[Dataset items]

________

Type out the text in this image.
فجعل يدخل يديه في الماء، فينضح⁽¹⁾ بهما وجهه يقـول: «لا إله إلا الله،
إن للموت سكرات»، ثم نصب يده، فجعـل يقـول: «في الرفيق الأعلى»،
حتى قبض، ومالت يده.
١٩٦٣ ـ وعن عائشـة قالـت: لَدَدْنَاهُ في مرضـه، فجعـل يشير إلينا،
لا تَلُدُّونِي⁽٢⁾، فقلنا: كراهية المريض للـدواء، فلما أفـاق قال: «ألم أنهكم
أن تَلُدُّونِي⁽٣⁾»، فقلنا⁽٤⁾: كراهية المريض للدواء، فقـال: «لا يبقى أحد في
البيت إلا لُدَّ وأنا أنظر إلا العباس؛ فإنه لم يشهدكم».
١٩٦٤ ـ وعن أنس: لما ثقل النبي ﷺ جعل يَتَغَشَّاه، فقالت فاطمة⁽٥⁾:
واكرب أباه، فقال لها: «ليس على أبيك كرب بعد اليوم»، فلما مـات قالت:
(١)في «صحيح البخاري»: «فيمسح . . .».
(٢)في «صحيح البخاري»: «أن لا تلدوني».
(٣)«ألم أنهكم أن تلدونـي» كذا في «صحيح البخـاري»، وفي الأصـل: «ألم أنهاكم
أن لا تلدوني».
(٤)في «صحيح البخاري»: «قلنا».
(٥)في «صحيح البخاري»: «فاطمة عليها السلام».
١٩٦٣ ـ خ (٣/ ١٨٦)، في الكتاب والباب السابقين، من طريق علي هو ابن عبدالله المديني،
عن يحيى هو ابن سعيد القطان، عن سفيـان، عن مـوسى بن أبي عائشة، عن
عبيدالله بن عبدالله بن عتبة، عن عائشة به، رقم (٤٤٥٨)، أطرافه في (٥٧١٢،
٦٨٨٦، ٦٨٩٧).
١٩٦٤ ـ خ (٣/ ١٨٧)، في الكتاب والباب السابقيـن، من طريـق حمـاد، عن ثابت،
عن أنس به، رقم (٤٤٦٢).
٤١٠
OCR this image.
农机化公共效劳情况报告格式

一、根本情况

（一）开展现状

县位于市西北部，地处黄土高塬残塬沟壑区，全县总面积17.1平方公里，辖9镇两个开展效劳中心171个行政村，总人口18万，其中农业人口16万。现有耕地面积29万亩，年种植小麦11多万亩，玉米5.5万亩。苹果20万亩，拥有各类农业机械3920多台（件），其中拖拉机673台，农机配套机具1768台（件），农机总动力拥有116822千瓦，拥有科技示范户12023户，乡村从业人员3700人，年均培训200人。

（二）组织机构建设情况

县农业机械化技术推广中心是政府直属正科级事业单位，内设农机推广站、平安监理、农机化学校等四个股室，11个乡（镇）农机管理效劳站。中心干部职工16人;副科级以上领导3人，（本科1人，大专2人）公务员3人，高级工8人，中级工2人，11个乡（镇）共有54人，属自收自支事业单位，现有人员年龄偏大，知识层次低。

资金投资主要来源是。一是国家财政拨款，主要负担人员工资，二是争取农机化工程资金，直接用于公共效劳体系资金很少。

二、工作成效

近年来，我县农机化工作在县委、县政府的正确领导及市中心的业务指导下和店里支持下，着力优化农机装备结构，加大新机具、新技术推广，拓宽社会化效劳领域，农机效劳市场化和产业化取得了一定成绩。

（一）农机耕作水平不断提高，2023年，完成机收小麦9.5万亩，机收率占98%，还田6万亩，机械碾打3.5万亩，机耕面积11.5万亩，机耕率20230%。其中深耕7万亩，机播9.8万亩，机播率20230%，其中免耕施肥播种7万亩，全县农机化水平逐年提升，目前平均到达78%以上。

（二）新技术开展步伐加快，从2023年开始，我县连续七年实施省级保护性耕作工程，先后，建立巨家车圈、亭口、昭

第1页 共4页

________

## WRITTEN TASK
Retype the listing. Match it exactly.

## EXPECTED ANSWER
Type out the text in this image.
فجعل يدخل يديه في الماء، فينضح⁽¹⁾ بهما وجهه يقـول: «لا إله إلا الله،
إن للموت سكرات»، ثم نصب يده، فجعـل يقـول: «في الرفيق الأعلى»،
حتى قبض، ومالت يده.
١٩٦٣ ـ وعن عائشـة قالـت: لَدَدْنَاهُ في مرضـه، فجعـل يشير إلينا،
لا تَلُدُّونِي⁽٢⁾، فقلنا: كراهية المريض للـدواء، فلما أفـاق قال: «ألم أنهكم
أن تَلُدُّونِي⁽٣⁾»، فقلنا⁽٤⁾: كراهية المريض للدواء، فقـال: «لا يبقى أحد في
البيت إلا لُدَّ وأنا أنظر إلا العباس؛ فإنه لم يشهدكم».
١٩٦٤ ـ وعن أنس: لما ثقل النبي ﷺ جعل يَتَغَشَّاه، فقالت فاطمة⁽٥⁾:
واكرب أباه، فقال لها: «ليس على أبيك كرب بعد اليوم»، فلما مـات قالت:
(١)في «صحيح البخاري»: «فيمسح . . .».
(٢)في «صحيح البخاري»: «أن لا تلدوني».
(٣)«ألم أنهكم أن تلدونـي» كذا في «صحيح البخـاري»، وفي الأصـل: «ألم أنهاكم
أن لا تلدوني».
(٤)في «صحيح البخاري»: «قلنا».
(٥)في «صحيح البخاري»: «فاطمة عليها السلام».
١٩٦٣ ـ خ (٣/ ١٨٦)، في الكتاب والباب السابقين، من طريق علي هو ابن عبدالله المديني،
عن يحيى هو ابن سعيد القطان، عن سفيـان، عن مـوسى بن أبي عائشة، عن
عبيدالله بن عبدالله بن عتبة، عن عائشة به، رقم (٤٤٥٨)، أطرافه في (٥٧١٢،
٦٨٨٦، ٦٨٩٧).
١٩٦٤ ـ خ (٣/ ١٨٧)، في الكتاب والباب السابقيـن، من طريـق حمـاد، عن ثابت،
عن أنس به، رقم (٤٤٦٢).
٤١٠
OCR this image.
农机化公共效劳情况报告格式

一、根本情况

（一）开展现状

县位于市西北部，地处黄土高塬残塬沟壑区，全县总面积17.1平方公里，辖9镇两个开展效劳中心171个行政村，总人口18万，其中农业人口16万。现有耕地面积29万亩，年种植小麦11多万亩，玉米5.5万亩。苹果20万亩，拥有各类农业机械3920多台（件），其中拖拉机673台，农机配套机具1768台（件），农机总动力拥有116822千瓦，拥有科技示范户12023户，乡村从业人员3700人，年均培训200人。

（二）组织机构建设情况

县农业机械化技术推广中心是政府直属正科级事业单位，内设农机推广站、平安监理、农机化学校等四个股室，11个乡（镇）农机管理效劳站。中心干部职工16人;副科级以上领导3人，（本科1人，大专2人）公务员3人，高级工8人，中级工2人，11个乡（镇）共有54人，属自收自支事业单位，现有人员年龄偏大，知识层次低。

资金投资主要来源是。一是国家财政拨款，主要负担人员工资，二是争取农机化工程资金，直接用于公共效劳体系资金很少。

二、工作成效

近年来，我县农机化工作在县委、县政府的正确领导及市中心的业务指导下和店里支持下，着力优化农机装备结构，加大新机具、新技术推广，拓宽社会化效劳领域，农机效劳市场化和产业化取得了一定成绩。

（一）农机耕作水平不断提高，2023年，完成机收小麦9.5万亩，机收率占98%，还田6万亩，机械碾打3.5万亩，机耕面积11.5万亩，机耕率20230%。其中深耕7万亩，机播9.8万亩，机播率20230%，其中免耕施肥播种7万亩，全县农机化水平逐年提升，目前平均到达78%以上。

（二）新技术开展步伐加快，从2023年开始，我县连续七年实施省级保护性耕作工程，先后，建立巨家车圈、亭口、昭

第1页 共4页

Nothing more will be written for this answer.